[Data entries for graphics]
-- start --
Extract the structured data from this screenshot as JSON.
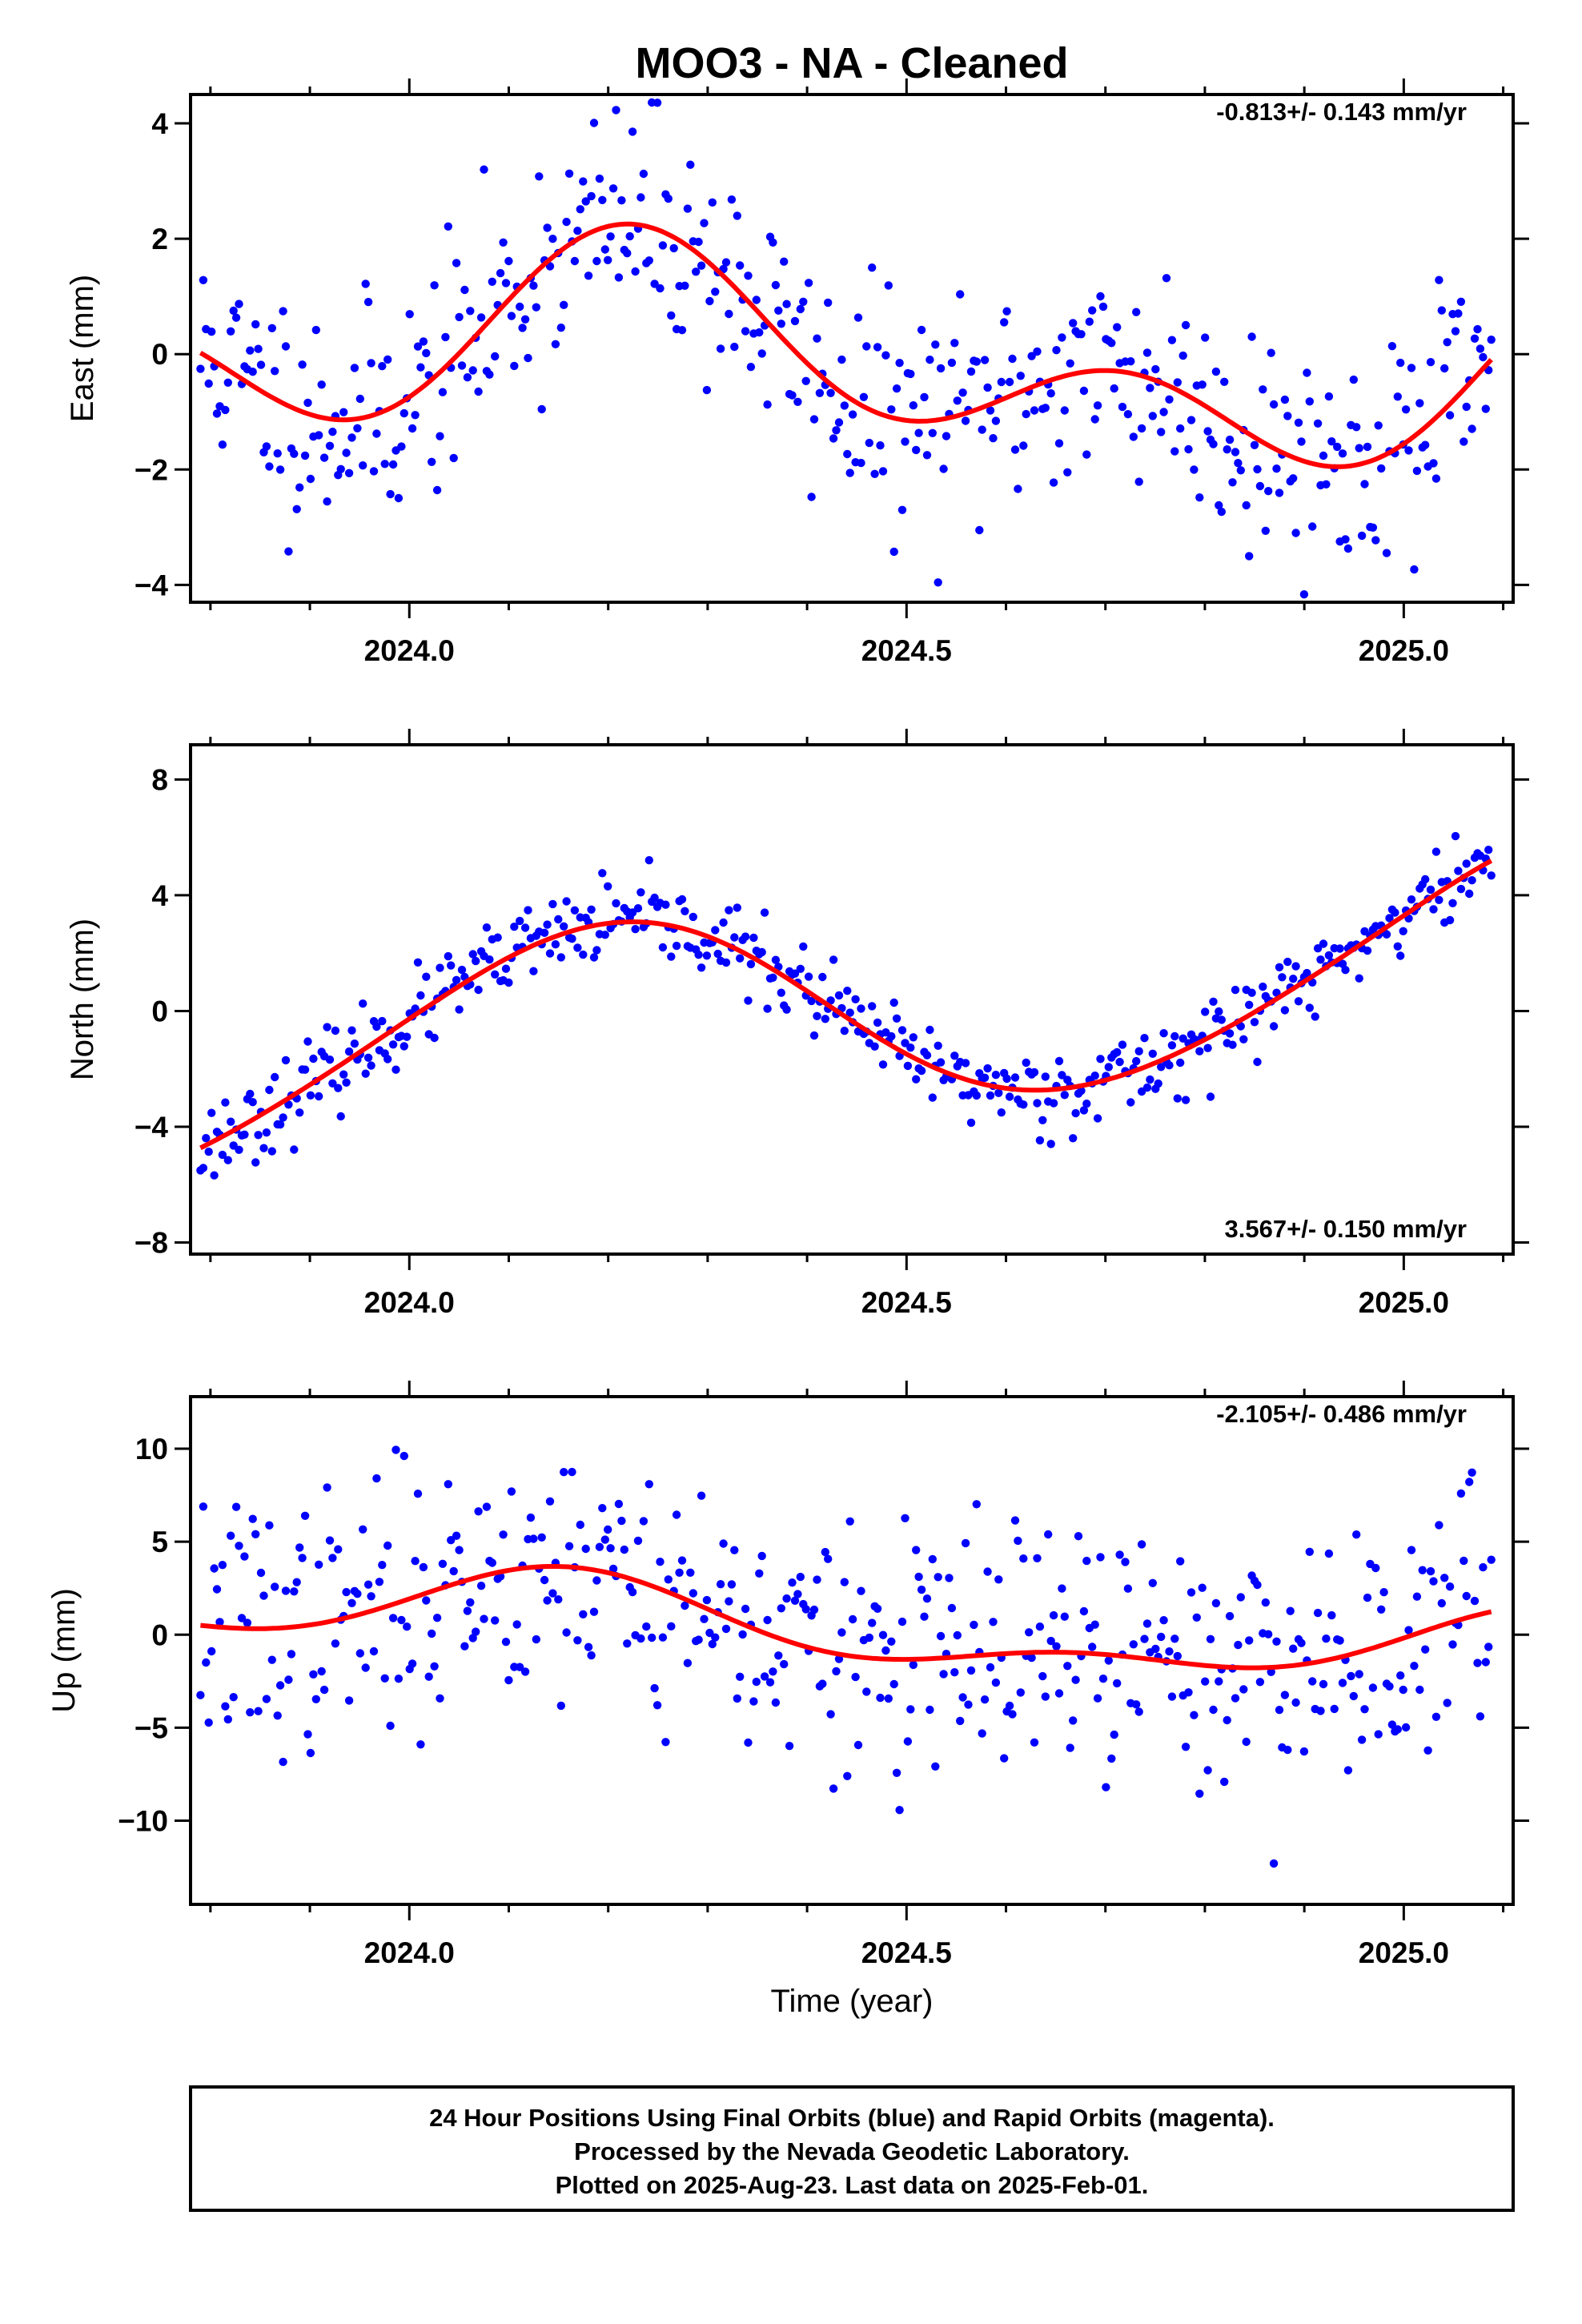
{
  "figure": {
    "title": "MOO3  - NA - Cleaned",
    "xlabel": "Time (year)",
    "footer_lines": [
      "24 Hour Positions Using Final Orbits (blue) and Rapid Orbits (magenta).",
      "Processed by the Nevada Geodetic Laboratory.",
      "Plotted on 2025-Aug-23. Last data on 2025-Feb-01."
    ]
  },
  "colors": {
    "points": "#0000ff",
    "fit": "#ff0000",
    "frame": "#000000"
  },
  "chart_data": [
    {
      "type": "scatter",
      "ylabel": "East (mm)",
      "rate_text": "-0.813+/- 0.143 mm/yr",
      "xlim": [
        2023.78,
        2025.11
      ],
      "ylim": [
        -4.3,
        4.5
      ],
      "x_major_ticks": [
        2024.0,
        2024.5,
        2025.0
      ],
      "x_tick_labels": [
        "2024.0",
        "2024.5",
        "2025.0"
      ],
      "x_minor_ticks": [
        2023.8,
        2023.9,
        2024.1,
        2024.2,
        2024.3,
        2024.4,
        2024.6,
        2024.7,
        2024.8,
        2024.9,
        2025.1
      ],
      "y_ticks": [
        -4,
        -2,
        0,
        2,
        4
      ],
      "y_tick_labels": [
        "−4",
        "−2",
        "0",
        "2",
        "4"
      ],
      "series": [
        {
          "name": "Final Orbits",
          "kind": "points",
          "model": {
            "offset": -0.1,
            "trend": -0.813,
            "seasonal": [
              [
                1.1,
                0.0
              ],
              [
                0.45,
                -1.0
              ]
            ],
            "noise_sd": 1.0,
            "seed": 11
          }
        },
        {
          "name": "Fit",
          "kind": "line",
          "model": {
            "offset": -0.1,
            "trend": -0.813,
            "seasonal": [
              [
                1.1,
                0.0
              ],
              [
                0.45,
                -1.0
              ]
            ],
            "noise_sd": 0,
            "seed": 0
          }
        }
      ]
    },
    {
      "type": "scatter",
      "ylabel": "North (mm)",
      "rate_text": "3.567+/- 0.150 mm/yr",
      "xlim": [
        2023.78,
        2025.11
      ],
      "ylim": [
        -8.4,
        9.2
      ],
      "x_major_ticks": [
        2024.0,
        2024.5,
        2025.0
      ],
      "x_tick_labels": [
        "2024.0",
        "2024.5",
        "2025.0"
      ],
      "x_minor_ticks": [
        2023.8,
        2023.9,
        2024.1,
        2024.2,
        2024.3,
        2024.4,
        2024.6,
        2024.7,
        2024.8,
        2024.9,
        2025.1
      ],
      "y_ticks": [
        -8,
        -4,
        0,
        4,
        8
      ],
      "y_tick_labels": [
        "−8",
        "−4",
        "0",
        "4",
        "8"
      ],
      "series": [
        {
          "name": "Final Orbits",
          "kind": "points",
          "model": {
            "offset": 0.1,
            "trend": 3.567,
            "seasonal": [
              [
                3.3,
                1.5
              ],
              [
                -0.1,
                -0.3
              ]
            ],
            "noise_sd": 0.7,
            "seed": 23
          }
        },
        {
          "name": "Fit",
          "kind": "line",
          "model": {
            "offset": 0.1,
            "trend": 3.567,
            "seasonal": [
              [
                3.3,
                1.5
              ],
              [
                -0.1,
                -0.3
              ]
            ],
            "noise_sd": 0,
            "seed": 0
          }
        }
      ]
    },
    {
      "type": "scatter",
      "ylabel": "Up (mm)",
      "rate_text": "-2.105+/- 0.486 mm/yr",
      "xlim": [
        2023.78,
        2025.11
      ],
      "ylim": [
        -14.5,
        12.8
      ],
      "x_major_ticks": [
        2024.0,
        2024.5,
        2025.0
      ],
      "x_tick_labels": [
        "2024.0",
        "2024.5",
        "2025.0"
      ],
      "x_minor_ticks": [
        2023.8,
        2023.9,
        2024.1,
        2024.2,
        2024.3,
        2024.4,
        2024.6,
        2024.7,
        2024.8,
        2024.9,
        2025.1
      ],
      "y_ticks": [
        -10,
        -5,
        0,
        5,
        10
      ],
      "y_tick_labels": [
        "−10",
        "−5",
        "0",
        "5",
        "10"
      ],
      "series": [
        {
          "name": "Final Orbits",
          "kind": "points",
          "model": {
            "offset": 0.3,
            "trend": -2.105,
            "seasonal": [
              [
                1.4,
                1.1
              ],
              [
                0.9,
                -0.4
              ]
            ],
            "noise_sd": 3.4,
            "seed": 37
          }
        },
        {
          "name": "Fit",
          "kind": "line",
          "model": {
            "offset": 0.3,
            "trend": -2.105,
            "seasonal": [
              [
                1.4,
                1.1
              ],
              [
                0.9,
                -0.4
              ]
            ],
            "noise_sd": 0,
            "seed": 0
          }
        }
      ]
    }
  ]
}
-- end --
# Task to carry out
Output the material word for word, omitting its pictures.

# Written response
Extract the structured data from this screenshot as JSON.
{
  "figure": {
    "title": "MOO3  - NA - Cleaned",
    "xlabel": "Time (year)",
    "footer_lines": [
      "24 Hour Positions Using Final Orbits (blue) and Rapid Orbits (magenta).",
      "Processed by the Nevada Geodetic Laboratory.",
      "Plotted on 2025-Aug-23. Last data on 2025-Feb-01."
    ]
  },
  "colors": {
    "points": "#0000ff",
    "fit": "#ff0000",
    "frame": "#000000"
  },
  "chart_data": [
    {
      "type": "scatter",
      "ylabel": "East (mm)",
      "rate_text": "-0.813+/- 0.143 mm/yr",
      "xlim": [
        2023.78,
        2025.11
      ],
      "ylim": [
        -4.3,
        4.5
      ],
      "x_major_ticks": [
        2024.0,
        2024.5,
        2025.0
      ],
      "x_tick_labels": [
        "2024.0",
        "2024.5",
        "2025.0"
      ],
      "x_minor_ticks": [
        2023.8,
        2023.9,
        2024.1,
        2024.2,
        2024.3,
        2024.4,
        2024.6,
        2024.7,
        2024.8,
        2024.9,
        2025.1
      ],
      "y_ticks": [
        -4,
        -2,
        0,
        2,
        4
      ],
      "y_tick_labels": [
        "−4",
        "−2",
        "0",
        "2",
        "4"
      ],
      "series": [
        {
          "name": "Final Orbits",
          "kind": "points",
          "model": {
            "offset": -0.1,
            "trend": -0.813,
            "seasonal": [
              [
                1.1,
                0.0
              ],
              [
                0.45,
                -1.0
              ]
            ],
            "noise_sd": 1.0,
            "seed": 11
          }
        },
        {
          "name": "Fit",
          "kind": "line",
          "model": {
            "offset": -0.1,
            "trend": -0.813,
            "seasonal": [
              [
                1.1,
                0.0
              ],
              [
                0.45,
                -1.0
              ]
            ],
            "noise_sd": 0,
            "seed": 0
          }
        }
      ]
    },
    {
      "type": "scatter",
      "ylabel": "North (mm)",
      "rate_text": "3.567+/- 0.150 mm/yr",
      "xlim": [
        2023.78,
        2025.11
      ],
      "ylim": [
        -8.4,
        9.2
      ],
      "x_major_ticks": [
        2024.0,
        2024.5,
        2025.0
      ],
      "x_tick_labels": [
        "2024.0",
        "2024.5",
        "2025.0"
      ],
      "x_minor_ticks": [
        2023.8,
        2023.9,
        2024.1,
        2024.2,
        2024.3,
        2024.4,
        2024.6,
        2024.7,
        2024.8,
        2024.9,
        2025.1
      ],
      "y_ticks": [
        -8,
        -4,
        0,
        4,
        8
      ],
      "y_tick_labels": [
        "−8",
        "−4",
        "0",
        "4",
        "8"
      ],
      "series": [
        {
          "name": "Final Orbits",
          "kind": "points",
          "model": {
            "offset": 0.1,
            "trend": 3.567,
            "seasonal": [
              [
                3.3,
                1.5
              ],
              [
                -0.1,
                -0.3
              ]
            ],
            "noise_sd": 0.7,
            "seed": 23
          }
        },
        {
          "name": "Fit",
          "kind": "line",
          "model": {
            "offset": 0.1,
            "trend": 3.567,
            "seasonal": [
              [
                3.3,
                1.5
              ],
              [
                -0.1,
                -0.3
              ]
            ],
            "noise_sd": 0,
            "seed": 0
          }
        }
      ]
    },
    {
      "type": "scatter",
      "ylabel": "Up (mm)",
      "rate_text": "-2.105+/- 0.486 mm/yr",
      "xlim": [
        2023.78,
        2025.11
      ],
      "ylim": [
        -14.5,
        12.8
      ],
      "x_major_ticks": [
        2024.0,
        2024.5,
        2025.0
      ],
      "x_tick_labels": [
        "2024.0",
        "2024.5",
        "2025.0"
      ],
      "x_minor_ticks": [
        2023.8,
        2023.9,
        2024.1,
        2024.2,
        2024.3,
        2024.4,
        2024.6,
        2024.7,
        2024.8,
        2024.9,
        2025.1
      ],
      "y_ticks": [
        -10,
        -5,
        0,
        5,
        10
      ],
      "y_tick_labels": [
        "−10",
        "−5",
        "0",
        "5",
        "10"
      ],
      "series": [
        {
          "name": "Final Orbits",
          "kind": "points",
          "model": {
            "offset": 0.3,
            "trend": -2.105,
            "seasonal": [
              [
                1.4,
                1.1
              ],
              [
                0.9,
                -0.4
              ]
            ],
            "noise_sd": 3.4,
            "seed": 37
          }
        },
        {
          "name": "Fit",
          "kind": "line",
          "model": {
            "offset": 0.3,
            "trend": -2.105,
            "seasonal": [
              [
                1.4,
                1.1
              ],
              [
                0.9,
                -0.4
              ]
            ],
            "noise_sd": 0,
            "seed": 0
          }
        }
      ]
    }
  ]
}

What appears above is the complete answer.